Work instructions
Select from the data all lines with the word "français".

##### Rows #####

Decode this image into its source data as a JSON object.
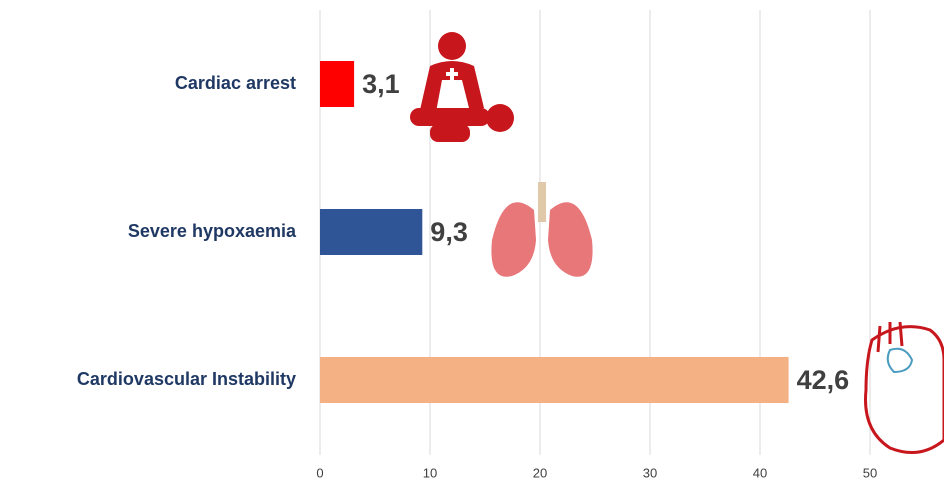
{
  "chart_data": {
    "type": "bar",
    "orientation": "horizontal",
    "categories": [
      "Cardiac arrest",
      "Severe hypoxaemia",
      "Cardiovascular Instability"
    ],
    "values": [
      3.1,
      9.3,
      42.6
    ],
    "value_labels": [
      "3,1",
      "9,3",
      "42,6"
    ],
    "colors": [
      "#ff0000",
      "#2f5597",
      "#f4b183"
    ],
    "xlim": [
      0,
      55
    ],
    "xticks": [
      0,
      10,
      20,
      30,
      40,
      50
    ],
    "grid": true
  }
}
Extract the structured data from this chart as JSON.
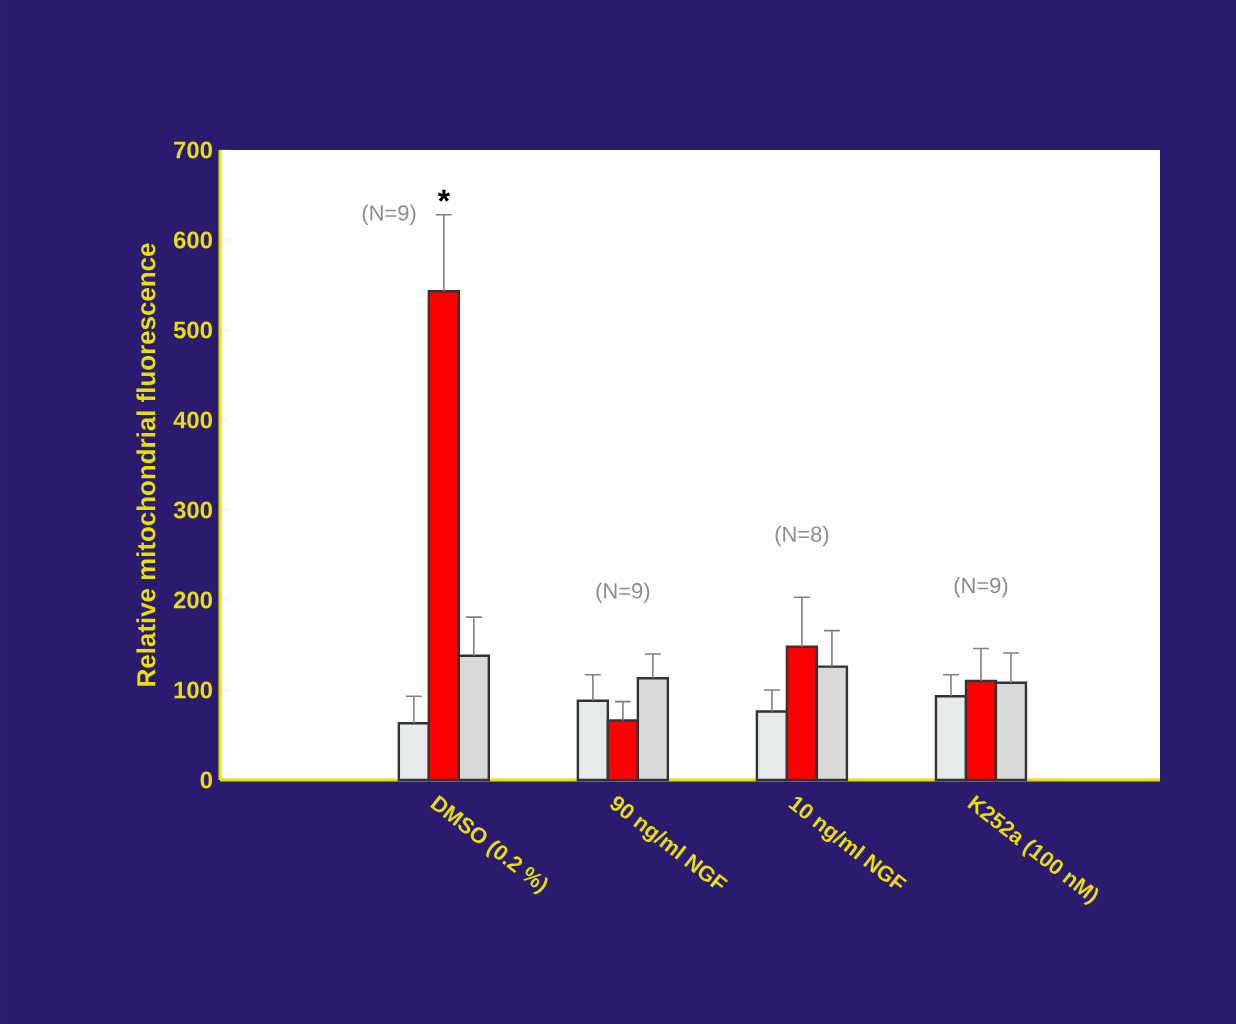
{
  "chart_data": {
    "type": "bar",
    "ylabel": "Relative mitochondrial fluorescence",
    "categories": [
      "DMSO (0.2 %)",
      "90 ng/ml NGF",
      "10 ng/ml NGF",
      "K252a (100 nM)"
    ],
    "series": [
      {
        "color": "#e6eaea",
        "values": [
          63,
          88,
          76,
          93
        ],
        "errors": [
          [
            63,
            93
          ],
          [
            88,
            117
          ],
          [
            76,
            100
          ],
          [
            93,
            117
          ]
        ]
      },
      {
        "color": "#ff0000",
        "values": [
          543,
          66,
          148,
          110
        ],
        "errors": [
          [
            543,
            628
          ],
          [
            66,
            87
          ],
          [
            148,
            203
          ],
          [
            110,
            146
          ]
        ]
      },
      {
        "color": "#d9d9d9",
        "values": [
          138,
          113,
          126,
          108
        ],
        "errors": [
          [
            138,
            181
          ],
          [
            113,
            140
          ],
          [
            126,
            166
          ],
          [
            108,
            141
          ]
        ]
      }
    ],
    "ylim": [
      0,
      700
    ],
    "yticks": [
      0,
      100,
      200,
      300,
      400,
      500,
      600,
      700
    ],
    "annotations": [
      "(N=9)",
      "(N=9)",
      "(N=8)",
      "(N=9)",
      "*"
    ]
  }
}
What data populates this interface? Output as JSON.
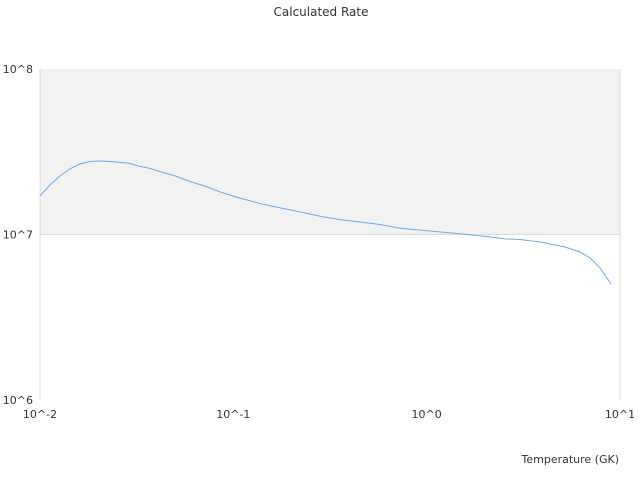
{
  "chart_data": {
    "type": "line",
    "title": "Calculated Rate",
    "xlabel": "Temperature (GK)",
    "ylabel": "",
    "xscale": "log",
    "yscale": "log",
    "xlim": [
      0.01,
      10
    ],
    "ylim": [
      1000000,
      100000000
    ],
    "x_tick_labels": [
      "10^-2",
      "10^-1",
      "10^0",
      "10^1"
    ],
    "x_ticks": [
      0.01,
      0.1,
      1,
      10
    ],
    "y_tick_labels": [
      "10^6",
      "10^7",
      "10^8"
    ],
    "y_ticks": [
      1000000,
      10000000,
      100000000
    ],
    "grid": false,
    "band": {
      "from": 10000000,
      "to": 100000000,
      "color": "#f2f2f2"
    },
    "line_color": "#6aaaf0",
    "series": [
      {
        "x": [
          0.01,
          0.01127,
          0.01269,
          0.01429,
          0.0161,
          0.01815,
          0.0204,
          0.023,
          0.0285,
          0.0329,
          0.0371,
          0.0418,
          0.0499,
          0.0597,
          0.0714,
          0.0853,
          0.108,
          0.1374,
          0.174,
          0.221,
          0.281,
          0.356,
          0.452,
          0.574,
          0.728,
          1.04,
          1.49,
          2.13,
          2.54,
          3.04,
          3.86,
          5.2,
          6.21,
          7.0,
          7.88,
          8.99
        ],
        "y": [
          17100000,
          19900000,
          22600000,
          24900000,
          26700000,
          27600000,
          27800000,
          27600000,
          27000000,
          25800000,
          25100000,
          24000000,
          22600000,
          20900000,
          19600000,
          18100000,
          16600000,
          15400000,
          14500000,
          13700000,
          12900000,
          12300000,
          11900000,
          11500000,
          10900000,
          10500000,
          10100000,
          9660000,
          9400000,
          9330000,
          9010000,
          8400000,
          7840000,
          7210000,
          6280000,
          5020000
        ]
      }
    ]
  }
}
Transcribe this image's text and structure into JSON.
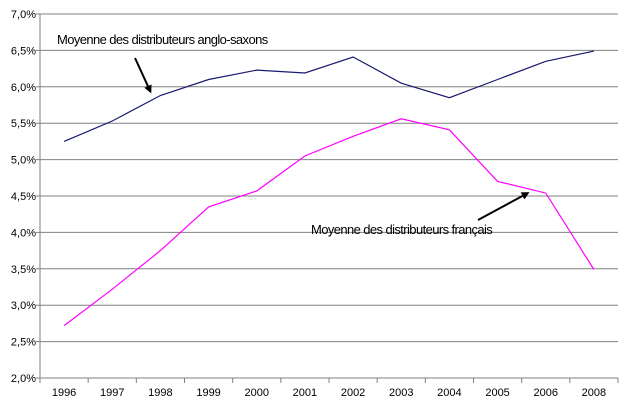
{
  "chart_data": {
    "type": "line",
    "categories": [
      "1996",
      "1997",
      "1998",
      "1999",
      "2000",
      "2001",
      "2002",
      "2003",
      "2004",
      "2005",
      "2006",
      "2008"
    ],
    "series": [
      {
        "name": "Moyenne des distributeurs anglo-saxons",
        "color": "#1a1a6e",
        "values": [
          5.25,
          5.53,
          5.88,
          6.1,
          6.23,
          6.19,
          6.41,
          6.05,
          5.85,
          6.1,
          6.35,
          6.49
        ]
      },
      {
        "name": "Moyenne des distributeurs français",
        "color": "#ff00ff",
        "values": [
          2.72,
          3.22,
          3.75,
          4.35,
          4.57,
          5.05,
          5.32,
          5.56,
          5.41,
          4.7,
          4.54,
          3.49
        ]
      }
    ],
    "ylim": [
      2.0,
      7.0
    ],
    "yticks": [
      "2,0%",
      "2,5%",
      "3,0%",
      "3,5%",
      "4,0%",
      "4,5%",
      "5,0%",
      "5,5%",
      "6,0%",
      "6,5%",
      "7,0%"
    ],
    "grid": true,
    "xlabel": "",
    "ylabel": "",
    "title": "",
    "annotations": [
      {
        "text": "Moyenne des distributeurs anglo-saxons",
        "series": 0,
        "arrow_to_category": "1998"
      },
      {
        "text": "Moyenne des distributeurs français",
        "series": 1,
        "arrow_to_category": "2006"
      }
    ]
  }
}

#####

Answer to the task
        "name": "Moyenne des distributeurs français",
        "text": "Moyenne des distributeurs français",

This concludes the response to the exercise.